◆ **Exercise**:
Work out the number of lines with the word "this" in the material below, then reply with that number only.

(Stored records)
"""
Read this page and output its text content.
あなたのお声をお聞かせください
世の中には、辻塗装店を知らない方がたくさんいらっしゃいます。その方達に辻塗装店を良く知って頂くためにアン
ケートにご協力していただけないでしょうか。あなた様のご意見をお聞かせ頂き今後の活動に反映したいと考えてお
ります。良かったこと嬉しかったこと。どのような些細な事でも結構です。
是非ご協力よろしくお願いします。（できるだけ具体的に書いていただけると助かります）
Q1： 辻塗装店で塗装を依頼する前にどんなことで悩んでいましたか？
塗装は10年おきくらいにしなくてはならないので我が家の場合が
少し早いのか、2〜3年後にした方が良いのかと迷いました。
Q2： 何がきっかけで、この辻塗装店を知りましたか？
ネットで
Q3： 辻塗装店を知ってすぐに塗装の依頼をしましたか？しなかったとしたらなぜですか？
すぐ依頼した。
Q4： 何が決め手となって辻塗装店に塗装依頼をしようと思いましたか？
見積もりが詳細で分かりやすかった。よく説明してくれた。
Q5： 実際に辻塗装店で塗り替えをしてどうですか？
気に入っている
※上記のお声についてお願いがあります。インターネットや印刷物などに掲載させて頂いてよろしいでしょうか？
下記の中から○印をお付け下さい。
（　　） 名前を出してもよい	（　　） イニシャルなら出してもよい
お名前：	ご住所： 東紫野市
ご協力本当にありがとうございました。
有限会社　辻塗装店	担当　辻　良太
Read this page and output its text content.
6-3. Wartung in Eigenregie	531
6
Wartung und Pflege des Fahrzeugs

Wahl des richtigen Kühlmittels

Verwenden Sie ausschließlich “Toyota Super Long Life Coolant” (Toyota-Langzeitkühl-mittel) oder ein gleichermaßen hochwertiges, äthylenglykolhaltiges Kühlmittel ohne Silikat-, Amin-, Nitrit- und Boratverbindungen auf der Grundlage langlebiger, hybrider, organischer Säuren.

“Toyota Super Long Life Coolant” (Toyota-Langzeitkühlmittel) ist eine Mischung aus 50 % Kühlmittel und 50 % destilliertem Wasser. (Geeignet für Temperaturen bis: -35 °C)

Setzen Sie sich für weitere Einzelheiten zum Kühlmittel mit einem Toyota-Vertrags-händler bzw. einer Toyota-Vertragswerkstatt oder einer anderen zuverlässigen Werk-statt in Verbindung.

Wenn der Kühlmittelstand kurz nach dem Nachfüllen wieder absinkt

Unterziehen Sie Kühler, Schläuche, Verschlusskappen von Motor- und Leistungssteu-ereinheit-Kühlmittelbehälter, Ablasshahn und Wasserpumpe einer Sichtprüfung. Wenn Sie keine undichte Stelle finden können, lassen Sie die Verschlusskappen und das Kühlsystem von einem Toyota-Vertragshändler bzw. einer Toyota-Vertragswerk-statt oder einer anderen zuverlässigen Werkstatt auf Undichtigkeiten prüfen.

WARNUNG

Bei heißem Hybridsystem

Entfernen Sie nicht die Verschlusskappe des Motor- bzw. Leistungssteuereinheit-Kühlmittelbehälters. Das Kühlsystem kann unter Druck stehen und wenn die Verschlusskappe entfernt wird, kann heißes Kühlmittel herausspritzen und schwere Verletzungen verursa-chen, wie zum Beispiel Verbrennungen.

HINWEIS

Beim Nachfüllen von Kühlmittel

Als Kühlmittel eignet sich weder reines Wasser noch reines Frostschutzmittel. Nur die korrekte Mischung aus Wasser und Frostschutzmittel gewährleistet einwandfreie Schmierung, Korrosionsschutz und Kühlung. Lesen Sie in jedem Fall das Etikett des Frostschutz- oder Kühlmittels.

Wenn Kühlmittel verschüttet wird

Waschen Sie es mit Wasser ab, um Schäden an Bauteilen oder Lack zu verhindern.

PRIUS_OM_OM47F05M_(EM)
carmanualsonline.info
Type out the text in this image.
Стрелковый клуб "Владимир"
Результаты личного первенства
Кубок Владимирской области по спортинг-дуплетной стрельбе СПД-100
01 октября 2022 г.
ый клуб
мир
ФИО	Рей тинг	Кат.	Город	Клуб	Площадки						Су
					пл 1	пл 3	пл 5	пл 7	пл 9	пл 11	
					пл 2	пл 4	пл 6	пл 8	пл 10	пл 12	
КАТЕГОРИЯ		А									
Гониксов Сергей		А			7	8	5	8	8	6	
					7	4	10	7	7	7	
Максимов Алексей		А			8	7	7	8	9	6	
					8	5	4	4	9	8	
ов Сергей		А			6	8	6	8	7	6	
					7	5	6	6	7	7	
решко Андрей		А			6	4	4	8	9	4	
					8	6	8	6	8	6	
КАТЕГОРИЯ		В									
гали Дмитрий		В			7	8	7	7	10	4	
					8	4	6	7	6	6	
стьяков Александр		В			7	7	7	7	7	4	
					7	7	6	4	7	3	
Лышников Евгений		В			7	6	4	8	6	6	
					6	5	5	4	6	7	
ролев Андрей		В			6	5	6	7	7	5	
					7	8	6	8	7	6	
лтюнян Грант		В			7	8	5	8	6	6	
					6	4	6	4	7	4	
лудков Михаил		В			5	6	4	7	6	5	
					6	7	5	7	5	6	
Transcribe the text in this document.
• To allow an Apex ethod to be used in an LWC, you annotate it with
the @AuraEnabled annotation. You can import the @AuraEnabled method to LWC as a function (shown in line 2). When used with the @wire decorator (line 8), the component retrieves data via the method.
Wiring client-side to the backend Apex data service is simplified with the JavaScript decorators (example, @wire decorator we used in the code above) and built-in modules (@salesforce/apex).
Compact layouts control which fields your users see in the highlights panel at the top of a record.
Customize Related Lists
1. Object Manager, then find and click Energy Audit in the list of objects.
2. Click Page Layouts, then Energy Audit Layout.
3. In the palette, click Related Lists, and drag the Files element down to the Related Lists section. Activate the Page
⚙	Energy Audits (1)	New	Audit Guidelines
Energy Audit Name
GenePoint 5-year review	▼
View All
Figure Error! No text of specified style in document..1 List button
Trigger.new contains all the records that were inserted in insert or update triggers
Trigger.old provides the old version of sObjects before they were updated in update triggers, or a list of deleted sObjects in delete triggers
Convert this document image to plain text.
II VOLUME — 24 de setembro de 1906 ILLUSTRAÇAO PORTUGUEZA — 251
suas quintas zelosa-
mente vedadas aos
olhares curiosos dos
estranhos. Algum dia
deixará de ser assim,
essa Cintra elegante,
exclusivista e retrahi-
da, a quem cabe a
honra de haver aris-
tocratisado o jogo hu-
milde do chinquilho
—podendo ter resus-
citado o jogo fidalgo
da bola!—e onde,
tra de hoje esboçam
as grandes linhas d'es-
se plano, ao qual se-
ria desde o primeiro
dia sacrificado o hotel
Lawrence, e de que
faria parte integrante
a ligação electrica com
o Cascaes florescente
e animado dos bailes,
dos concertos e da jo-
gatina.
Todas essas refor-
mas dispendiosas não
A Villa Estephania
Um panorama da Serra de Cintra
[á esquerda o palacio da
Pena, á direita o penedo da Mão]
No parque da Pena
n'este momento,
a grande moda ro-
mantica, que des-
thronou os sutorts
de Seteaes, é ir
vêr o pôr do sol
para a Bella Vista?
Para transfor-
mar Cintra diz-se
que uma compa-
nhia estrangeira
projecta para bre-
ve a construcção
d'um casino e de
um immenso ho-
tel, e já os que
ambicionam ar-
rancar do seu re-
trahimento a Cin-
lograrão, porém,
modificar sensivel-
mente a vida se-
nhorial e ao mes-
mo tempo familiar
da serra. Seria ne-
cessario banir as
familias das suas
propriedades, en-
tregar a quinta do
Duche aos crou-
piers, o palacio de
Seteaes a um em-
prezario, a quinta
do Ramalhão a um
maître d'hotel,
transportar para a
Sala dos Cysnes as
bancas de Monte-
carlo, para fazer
"""
◆ **Output**:
5